**Exercise aim:** Note how many lines contain "будетъ" and give that number, with nothing else.

**Supplied data:**

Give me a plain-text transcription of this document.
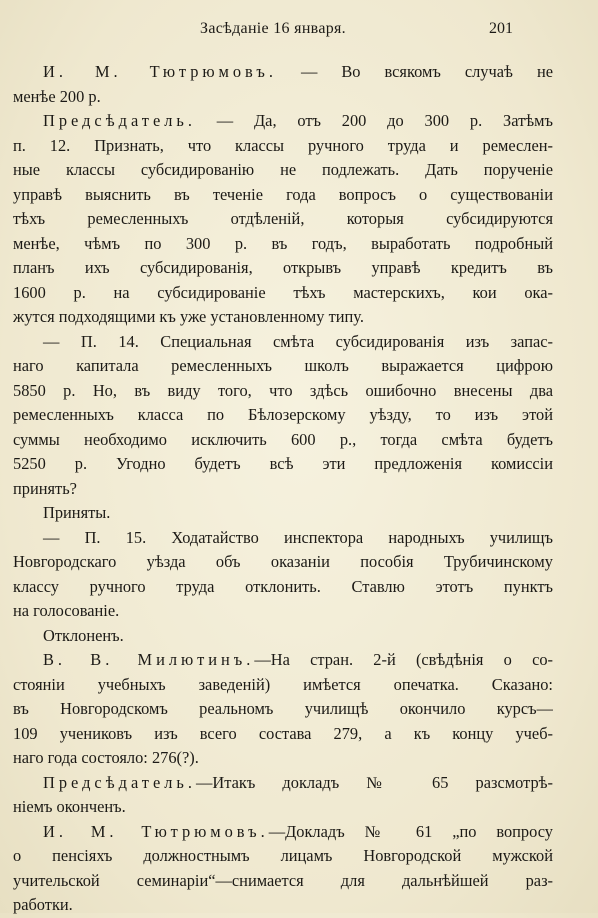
Засѣданіе 16 января.	201
И. М. Тютрюмовъ. — Во всякомъ случаѣ не
менѣе 200 р.
Предсѣдатель. — Да, отъ 200 до 300 р. Затѣмъ
п. 12. Признать, что классы ручного труда и ремеслен-
ные классы субсидированію не подлежать. Дать порученіе
управѣ выяснить въ теченіе года вопросъ о существованіи
тѣхъ ремесленныхъ отдѣленій, которыя субсидируются
менѣе, чѣмъ по 300 р. въ годъ, выработать подробный
планъ ихъ субсидированія, открывъ управѣ кредитъ въ
1600 р. на субсидированіе тѣхъ мастерскихъ, кои ока-
жутся подходящими къ уже установленному типу.
— П. 14. Специальная смѣта субсидированія изъ запас-
наго капитала ремесленныхъ школъ выражается цифрою
5850 р. Но, въ виду того, что здѣсь ошибочно внесены два
ремесленныхъ класса по Бѣлозерскому уѣзду, то изъ этой
суммы необходимо исключить 600 р., тогда смѣта будетъ
5250 р. Угодно будетъ всѣ эти предложенія комиссіи
принять?
Приняты.
— П. 15. Ходатайство инспектора народныхъ училищъ
Новгородскаго уѣзда объ оказаніи пособія Трубичинскому
классу ручного труда отклонить. Ставлю этотъ пунктъ
на голосованіе.
Отклоненъ.
В. В. Милютинъ.—На стран. 2-й (свѣдѣнія о со-
стояніи учебныхъ заведеній) имѣется опечатка. Сказано:
въ Новгородскомъ реальномъ училищѣ окончило курсъ—
109 учениковъ изъ всего состава 279, а къ концу учеб-
наго года состояло: 276(?).
Предсѣдатель.—Итакъ докладъ № 65 разсмотрѣ-
ніемъ оконченъ.
И. М. Тютрюмовъ.—Докладъ № 61 „по вопросу
о пенсіяхъ должностнымъ лицамъ Новгородской мужской
учительской семинаріи“—снимается для дальнѣйшей раз-
работки.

**Output below:** 2